**WHAT YOU WILL DO:** Write the material out again exactly as it stands.
***** DATA SUPPLIED
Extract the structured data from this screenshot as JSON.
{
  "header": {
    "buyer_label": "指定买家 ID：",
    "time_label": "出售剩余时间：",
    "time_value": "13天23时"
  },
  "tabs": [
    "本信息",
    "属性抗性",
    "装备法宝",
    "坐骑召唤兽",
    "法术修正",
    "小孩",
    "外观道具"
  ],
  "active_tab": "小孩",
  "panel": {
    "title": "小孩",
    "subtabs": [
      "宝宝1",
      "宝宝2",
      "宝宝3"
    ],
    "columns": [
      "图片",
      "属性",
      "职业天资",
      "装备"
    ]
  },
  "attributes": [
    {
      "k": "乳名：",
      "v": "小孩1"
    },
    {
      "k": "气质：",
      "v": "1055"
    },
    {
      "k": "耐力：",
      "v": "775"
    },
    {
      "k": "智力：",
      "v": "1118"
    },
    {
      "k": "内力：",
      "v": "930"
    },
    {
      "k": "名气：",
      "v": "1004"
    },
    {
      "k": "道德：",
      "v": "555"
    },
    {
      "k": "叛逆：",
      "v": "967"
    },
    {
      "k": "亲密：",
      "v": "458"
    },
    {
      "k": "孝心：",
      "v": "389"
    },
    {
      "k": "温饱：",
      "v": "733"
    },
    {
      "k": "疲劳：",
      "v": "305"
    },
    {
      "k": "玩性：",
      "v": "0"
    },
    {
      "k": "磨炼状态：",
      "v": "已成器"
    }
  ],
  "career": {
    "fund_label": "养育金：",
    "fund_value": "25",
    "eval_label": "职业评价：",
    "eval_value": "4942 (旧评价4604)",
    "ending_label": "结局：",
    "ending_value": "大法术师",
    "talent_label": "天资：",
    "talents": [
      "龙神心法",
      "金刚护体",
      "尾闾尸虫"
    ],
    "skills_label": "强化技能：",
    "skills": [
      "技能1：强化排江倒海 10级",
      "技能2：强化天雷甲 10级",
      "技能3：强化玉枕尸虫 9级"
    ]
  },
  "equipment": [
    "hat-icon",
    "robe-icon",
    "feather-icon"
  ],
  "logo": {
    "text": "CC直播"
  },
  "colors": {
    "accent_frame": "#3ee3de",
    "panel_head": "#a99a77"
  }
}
**********
**FULL SOLUTION:**
Extract the structured data from this screenshot as JSON.
{
  "header": {
    "buyer_label": "指定买家 ID：",
    "time_label": "出售剩余时间：",
    "time_value": "13天23时"
  },
  "tabs": [
    "本信息",
    "属性抗性",
    "装备法宝",
    "坐骑召唤兽",
    "法术修正",
    "小孩",
    "外观道具"
  ],
  "active_tab": "小孩",
  "panel": {
    "title": "小孩",
    "subtabs": [
      "宝宝1",
      "宝宝2",
      "宝宝3"
    ],
    "columns": [
      "图片",
      "属性",
      "职业天资",
      "装备"
    ]
  },
  "attributes": [
    {
      "k": "乳名：",
      "v": "小孩1"
    },
    {
      "k": "气质：",
      "v": "1055"
    },
    {
      "k": "耐力：",
      "v": "775"
    },
    {
      "k": "智力：",
      "v": "1118"
    },
    {
      "k": "内力：",
      "v": "930"
    },
    {
      "k": "名气：",
      "v": "1004"
    },
    {
      "k": "道德：",
      "v": "555"
    },
    {
      "k": "叛逆：",
      "v": "967"
    },
    {
      "k": "亲密：",
      "v": "458"
    },
    {
      "k": "孝心：",
      "v": "389"
    },
    {
      "k": "温饱：",
      "v": "733"
    },
    {
      "k": "疲劳：",
      "v": "305"
    },
    {
      "k": "玩性：",
      "v": "0"
    },
    {
      "k": "磨炼状态：",
      "v": "已成器"
    }
  ],
  "career": {
    "fund_label": "养育金：",
    "fund_value": "25",
    "eval_label": "职业评价：",
    "eval_value": "4942 (旧评价4604)",
    "ending_label": "结局：",
    "ending_value": "大法术师",
    "talent_label": "天资：",
    "talents": [
      "龙神心法",
      "金刚护体",
      "尾闾尸虫"
    ],
    "skills_label": "强化技能：",
    "skills": [
      "技能1：强化排江倒海 10级",
      "技能2：强化天雷甲 10级",
      "技能3：强化玉枕尸虫 9级"
    ]
  },
  "equipment": [
    "hat-icon",
    "robe-icon",
    "feather-icon"
  ],
  "logo": {
    "text": "CC直播"
  },
  "colors": {
    "accent_frame": "#3ee3de",
    "panel_head": "#a99a77"
  }
}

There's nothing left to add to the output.